** begin **

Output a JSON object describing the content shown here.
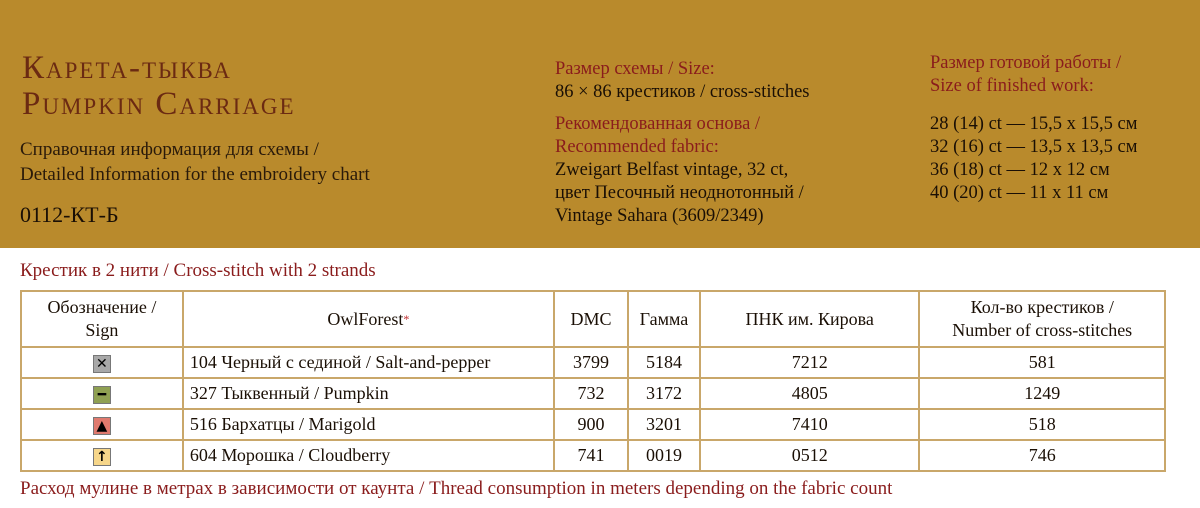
{
  "header": {
    "title_ru": "Карета-тыква",
    "title_en": "Pumpkin Carriage",
    "subtitle_ru": "Справочная информация для схемы /",
    "subtitle_en": "Detailed Information for the embroidery chart",
    "code": "0112-КТ-Б"
  },
  "size": {
    "label": "Размер схемы / Size:",
    "value": "86 × 86 крестиков / cross-stitches"
  },
  "fabric": {
    "label_ru": "Рекомендованная основа /",
    "label_en": "Recommended fabric:",
    "lines": [
      "Zweigart Belfast vintage, 32 ct,",
      "цвет Песочный неоднотонный /",
      "Vintage Sahara (3609/2349)"
    ]
  },
  "finished": {
    "label_ru": "Размер готовой работы /",
    "label_en": "Size of finished work:",
    "lines": [
      "28 (14) ct — 15,5 x 15,5 см",
      "32 (16) ct — 13,5 x 13,5 см",
      "36 (18) ct — 12 x 12 см",
      "40 (20) ct — 11 x 11 см"
    ]
  },
  "caption": "Крестик в 2 нити / Cross-stitch with 2 strands",
  "table": {
    "headers": {
      "sign_ru": "Обозначение /",
      "sign_en": "Sign",
      "owl": "OwlForest",
      "owl_mark": "*",
      "dmc": "DMC",
      "gamma": "Гамма",
      "pnk": "ПНК им. Кирова",
      "count_ru": "Кол-во крестиков /",
      "count_en": "Number of cross-stitches"
    },
    "rows": [
      {
        "sign": "✕",
        "sign_icon": "x-icon",
        "sign_bg": "#a8a8a8",
        "name": "104 Черный с сединой / Salt-and-pepper",
        "dmc": "3799",
        "gamma": "5184",
        "pnk": "7212",
        "count": "581"
      },
      {
        "sign": "━",
        "sign_icon": "dash-icon",
        "sign_bg": "#8fa052",
        "name": "327 Тыквенный / Pumpkin",
        "dmc": "732",
        "gamma": "3172",
        "pnk": "4805",
        "count": "1249"
      },
      {
        "sign": "▲",
        "sign_icon": "triangle-icon",
        "sign_bg": "#e07a6e",
        "name": "516 Бархатцы / Marigold",
        "dmc": "900",
        "gamma": "3201",
        "pnk": "7410",
        "count": "518"
      },
      {
        "sign": "↑",
        "sign_icon": "arrow-up-icon",
        "sign_bg": "#f6d68a",
        "name": "604 Морошка / Cloudberry",
        "dmc": "741",
        "gamma": "0019",
        "pnk": "0512",
        "count": "746"
      }
    ]
  },
  "footer": "Расход мулине в метрах в зависимости от каунта / Thread consumption in meters depending on the fabric count"
}
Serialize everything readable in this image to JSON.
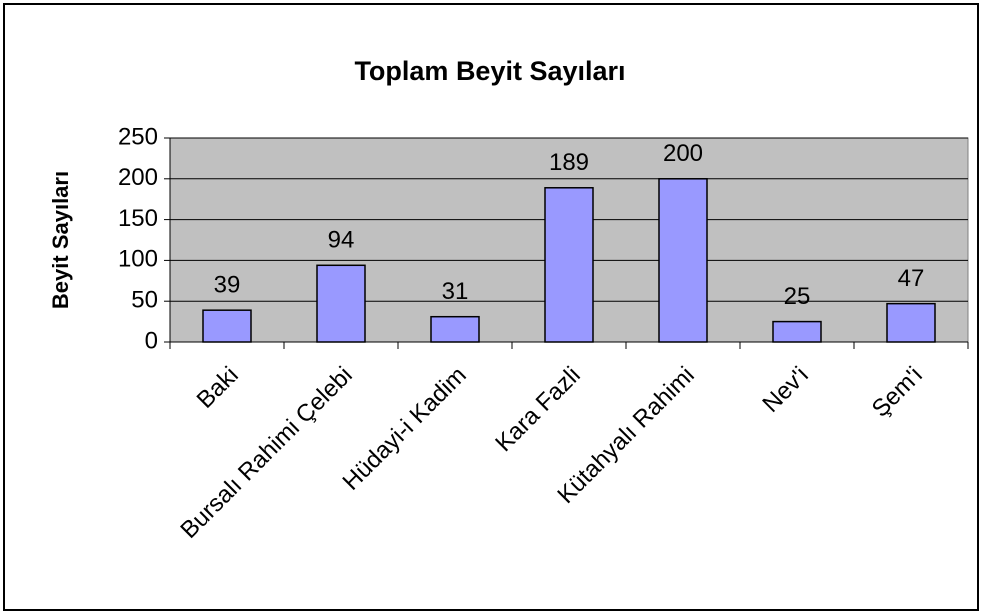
{
  "chart_data": {
    "type": "bar",
    "title": "Toplam Beyit Sayıları",
    "y_label": "Beyit Sayıları",
    "categories": [
      "Baki",
      "Bursalı Rahimi Çelebi",
      "Hüdayi-i Kadim",
      "Kara Fazli",
      "Kütahyalı Rahimi",
      "Nev'i",
      "Şem'i"
    ],
    "values": [
      39,
      94,
      31,
      189,
      200,
      25,
      47
    ],
    "color": "#9999ff",
    "ylim": [
      0,
      250
    ],
    "yticks": [
      0,
      50,
      100,
      150,
      200,
      250
    ],
    "grid": true,
    "data_labels": true
  }
}
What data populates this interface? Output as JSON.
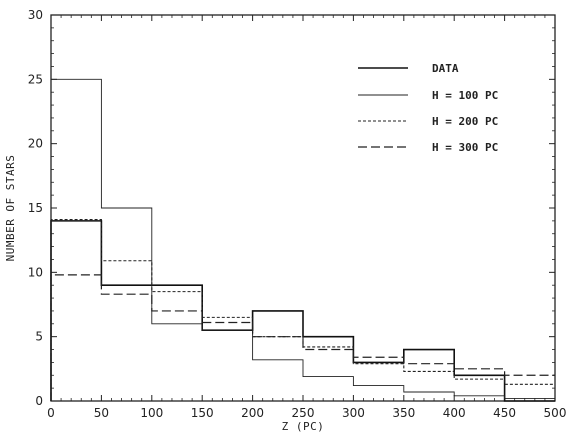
{
  "chart_data": {
    "type": "line",
    "step": true,
    "xlabel": "Z (PC)",
    "ylabel": "NUMBER OF STARS",
    "xlim": [
      0,
      500
    ],
    "ylim": [
      0,
      30
    ],
    "x_ticks": [
      0,
      50,
      100,
      150,
      200,
      250,
      300,
      350,
      400,
      450,
      500
    ],
    "y_ticks": [
      0,
      5,
      10,
      15,
      20,
      25,
      30
    ],
    "x_tick_labels": [
      "0",
      "50",
      "100",
      "150",
      "200",
      "250",
      "300",
      "350",
      "400",
      "450",
      "500"
    ],
    "y_tick_labels": [
      "0",
      "5",
      "10",
      "15",
      "20",
      "25",
      "30"
    ],
    "bin_edges": [
      0,
      50,
      100,
      150,
      200,
      250,
      300,
      350,
      400,
      450,
      500
    ],
    "grid": false,
    "legend_position": "top-right",
    "series": [
      {
        "name": "DATA",
        "style": "solid-thick",
        "values": [
          14,
          9,
          9,
          5.5,
          7,
          5,
          3,
          4,
          2,
          0
        ]
      },
      {
        "name": "H = 100 PC",
        "style": "solid-thin",
        "values": [
          25,
          15,
          6,
          5.5,
          3.2,
          1.9,
          1.2,
          0.7,
          0.4,
          0.2
        ]
      },
      {
        "name": "H = 200 PC",
        "style": "dotted",
        "values": [
          14.1,
          10.9,
          8.5,
          6.5,
          5,
          4.2,
          2.9,
          2.3,
          1.7,
          1.3
        ]
      },
      {
        "name": "H = 300 PC",
        "style": "dashed",
        "values": [
          9.8,
          8.3,
          7,
          6.1,
          5,
          4,
          3.4,
          2.9,
          2.5,
          2
        ]
      }
    ]
  }
}
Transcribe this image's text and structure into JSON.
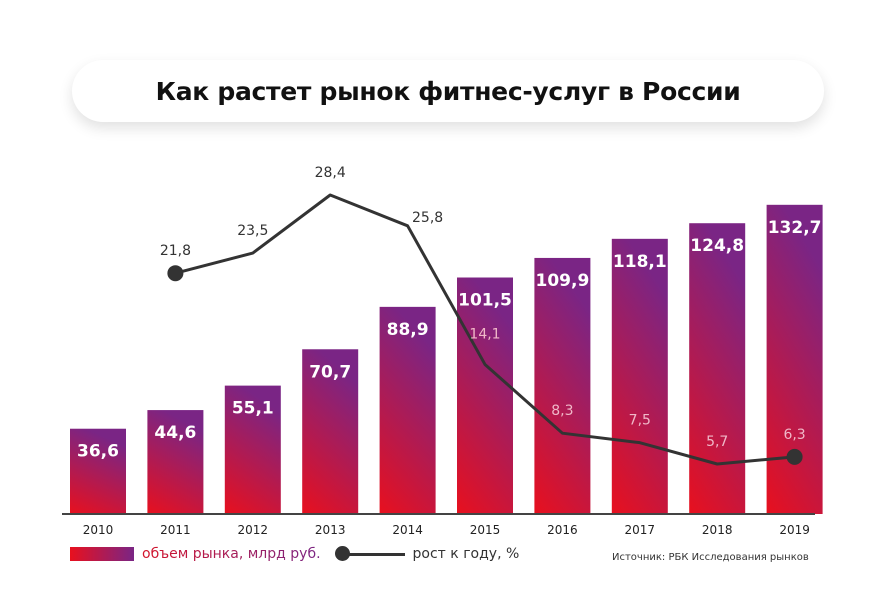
{
  "chart_data": {
    "type": "bar+line",
    "title": "Как растет рынок фитнес-услуг в России",
    "categories": [
      "2010",
      "2011",
      "2012",
      "2013",
      "2014",
      "2015",
      "2016",
      "2017",
      "2018",
      "2019"
    ],
    "series": [
      {
        "name": "объем рынка, млрд руб.",
        "type": "bar",
        "values": [
          36.6,
          44.6,
          55.1,
          70.7,
          88.9,
          101.5,
          109.9,
          118.1,
          124.8,
          132.7
        ],
        "labels": [
          "36,6",
          "44,6",
          "55,1",
          "70,7",
          "88,9",
          "101,5",
          "109,9",
          "118,1",
          "124,8",
          "132,7"
        ]
      },
      {
        "name": "рост к году, %",
        "type": "line",
        "values": [
          null,
          21.8,
          23.5,
          28.4,
          25.8,
          14.1,
          8.3,
          7.5,
          5.7,
          6.3
        ],
        "labels": [
          "",
          "21,8",
          "23,5",
          "28,4",
          "25,8",
          "14,1",
          "8,3",
          "7,5",
          "5,7",
          "6,3"
        ]
      }
    ],
    "source": "Источник: РБК Исследования рынков",
    "colors": {
      "bar_bottom": "#e8101e",
      "bar_top": "#7a2585",
      "line": "#333333"
    },
    "legend": "bottom"
  }
}
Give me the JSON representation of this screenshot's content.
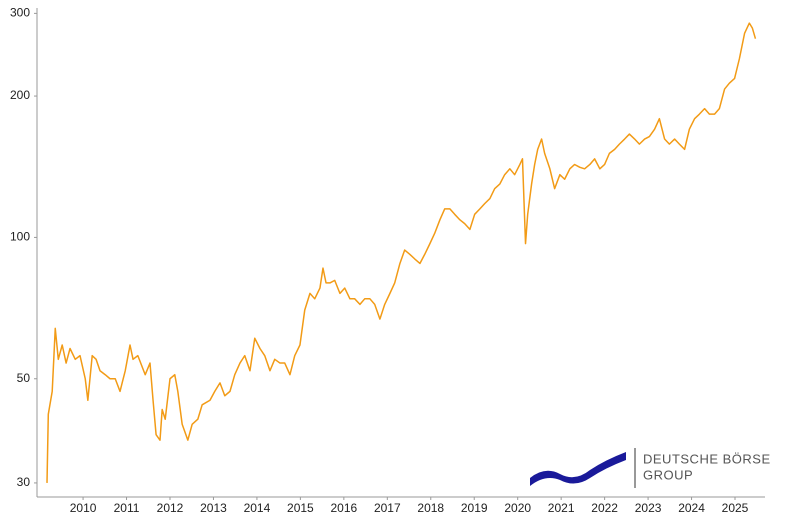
{
  "chart_data": {
    "type": "line",
    "log_scale": true,
    "color": "#f29b16",
    "xlim": [
      2008.94,
      2025.69
    ],
    "ylim": [
      28,
      305
    ],
    "xticks": [
      2010,
      2011,
      2012,
      2013,
      2014,
      2015,
      2016,
      2017,
      2018,
      2019,
      2020,
      2021,
      2022,
      2023,
      2024,
      2025
    ],
    "yticks": [
      30,
      50,
      100,
      200,
      300
    ],
    "x": [
      2009.17,
      2009.2,
      2009.29,
      2009.36,
      2009.43,
      2009.52,
      2009.61,
      2009.7,
      2009.82,
      2009.93,
      2010.05,
      2010.11,
      2010.21,
      2010.3,
      2010.39,
      2010.51,
      2010.62,
      2010.74,
      2010.85,
      2010.97,
      2011.08,
      2011.15,
      2011.26,
      2011.43,
      2011.54,
      2011.61,
      2011.68,
      2011.77,
      2011.82,
      2011.89,
      2012.0,
      2012.11,
      2012.18,
      2012.28,
      2012.41,
      2012.51,
      2012.64,
      2012.74,
      2012.92,
      2013.03,
      2013.15,
      2013.26,
      2013.38,
      2013.49,
      2013.61,
      2013.72,
      2013.84,
      2013.95,
      2014.07,
      2014.18,
      2014.3,
      2014.41,
      2014.53,
      2014.64,
      2014.76,
      2014.87,
      2014.99,
      2015.1,
      2015.22,
      2015.33,
      2015.45,
      2015.52,
      2015.59,
      2015.68,
      2015.79,
      2015.91,
      2016.02,
      2016.14,
      2016.25,
      2016.37,
      2016.48,
      2016.6,
      2016.71,
      2016.83,
      2016.94,
      2017.06,
      2017.17,
      2017.29,
      2017.4,
      2017.52,
      2017.63,
      2017.75,
      2017.86,
      2017.98,
      2018.09,
      2018.21,
      2018.32,
      2018.44,
      2018.55,
      2018.67,
      2018.78,
      2018.9,
      2019.01,
      2019.13,
      2019.24,
      2019.36,
      2019.47,
      2019.59,
      2019.7,
      2019.82,
      2019.93,
      2020.05,
      2020.11,
      2020.18,
      2020.23,
      2020.32,
      2020.39,
      2020.46,
      2020.55,
      2020.62,
      2020.74,
      2020.85,
      2020.97,
      2021.08,
      2021.2,
      2021.31,
      2021.43,
      2021.54,
      2021.66,
      2021.77,
      2021.89,
      2022.0,
      2022.11,
      2022.23,
      2022.34,
      2022.46,
      2022.57,
      2022.69,
      2022.8,
      2022.92,
      2023.03,
      2023.15,
      2023.26,
      2023.38,
      2023.49,
      2023.61,
      2023.72,
      2023.84,
      2023.95,
      2024.07,
      2024.18,
      2024.3,
      2024.41,
      2024.53,
      2024.64,
      2024.76,
      2024.87,
      2024.99,
      2025.1,
      2025.22,
      2025.33,
      2025.4,
      2025.47
    ],
    "values": [
      30,
      42,
      47,
      64,
      55,
      59,
      54,
      58,
      55,
      56,
      50,
      45,
      56,
      55,
      52,
      51,
      50,
      50,
      47,
      52,
      59,
      55,
      56,
      51,
      54,
      45,
      38,
      37,
      43,
      41,
      50,
      51,
      47,
      40,
      37,
      40,
      41,
      44,
      45,
      47,
      49,
      46,
      47,
      51,
      54,
      56,
      52,
      61,
      58,
      56,
      52,
      55,
      54,
      54,
      51,
      56,
      59,
      70,
      76,
      74,
      78,
      86,
      80,
      80,
      81,
      76,
      78,
      74,
      74,
      72,
      74,
      74,
      72,
      67,
      72,
      76,
      80,
      88,
      94,
      92,
      90,
      88,
      92,
      97,
      102,
      109,
      115,
      115,
      112,
      109,
      107,
      104,
      112,
      115,
      118,
      121,
      127,
      130,
      136,
      140,
      136,
      143,
      147,
      97,
      112,
      130,
      143,
      154,
      162,
      151,
      140,
      127,
      136,
      133,
      140,
      143,
      141,
      140,
      143,
      147,
      140,
      143,
      151,
      154,
      158,
      162,
      166,
      162,
      158,
      162,
      164,
      170,
      179,
      162,
      158,
      162,
      158,
      154,
      170,
      179,
      183,
      188,
      183,
      183,
      188,
      207,
      213,
      218,
      240,
      272,
      286,
      279,
      265
    ]
  },
  "logo": {
    "line1": "DEUTSCHE BÖRSE",
    "line2": "GROUP"
  }
}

** end **

# [EXERCISE DETAILS]
Look through the lines above and collect those with the word "Output".

# [WRITTEN REPLY]
Output a JSON object describing the content shown here.
What data populates this interface? Output as JSON.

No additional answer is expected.